::: DATA ENTRIES

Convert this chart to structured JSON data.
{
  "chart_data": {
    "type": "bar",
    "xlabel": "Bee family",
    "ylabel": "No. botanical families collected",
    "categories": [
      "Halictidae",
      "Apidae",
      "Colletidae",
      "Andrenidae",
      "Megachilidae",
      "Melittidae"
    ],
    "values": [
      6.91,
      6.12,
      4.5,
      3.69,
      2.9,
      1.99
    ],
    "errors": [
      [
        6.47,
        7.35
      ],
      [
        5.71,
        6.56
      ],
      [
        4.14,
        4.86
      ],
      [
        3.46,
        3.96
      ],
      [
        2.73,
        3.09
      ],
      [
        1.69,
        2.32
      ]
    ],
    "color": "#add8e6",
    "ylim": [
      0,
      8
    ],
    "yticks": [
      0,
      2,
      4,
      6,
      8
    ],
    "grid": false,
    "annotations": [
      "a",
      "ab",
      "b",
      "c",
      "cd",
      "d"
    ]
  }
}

::::::

TASK INSTRUCTIONS:
Print the material verbatim, all of it.

FULL OUTPUT:
Convert this chart to structured JSON data.
{
  "chart_data": {
    "type": "bar",
    "xlabel": "Bee family",
    "ylabel": "No. botanical families collected",
    "categories": [
      "Halictidae",
      "Apidae",
      "Colletidae",
      "Andrenidae",
      "Megachilidae",
      "Melittidae"
    ],
    "values": [
      6.91,
      6.12,
      4.5,
      3.69,
      2.9,
      1.99
    ],
    "errors": [
      [
        6.47,
        7.35
      ],
      [
        5.71,
        6.56
      ],
      [
        4.14,
        4.86
      ],
      [
        3.46,
        3.96
      ],
      [
        2.73,
        3.09
      ],
      [
        1.69,
        2.32
      ]
    ],
    "color": "#add8e6",
    "ylim": [
      0,
      8
    ],
    "yticks": [
      0,
      2,
      4,
      6,
      8
    ],
    "grid": false,
    "annotations": [
      "a",
      "ab",
      "b",
      "c",
      "cd",
      "d"
    ]
  }
}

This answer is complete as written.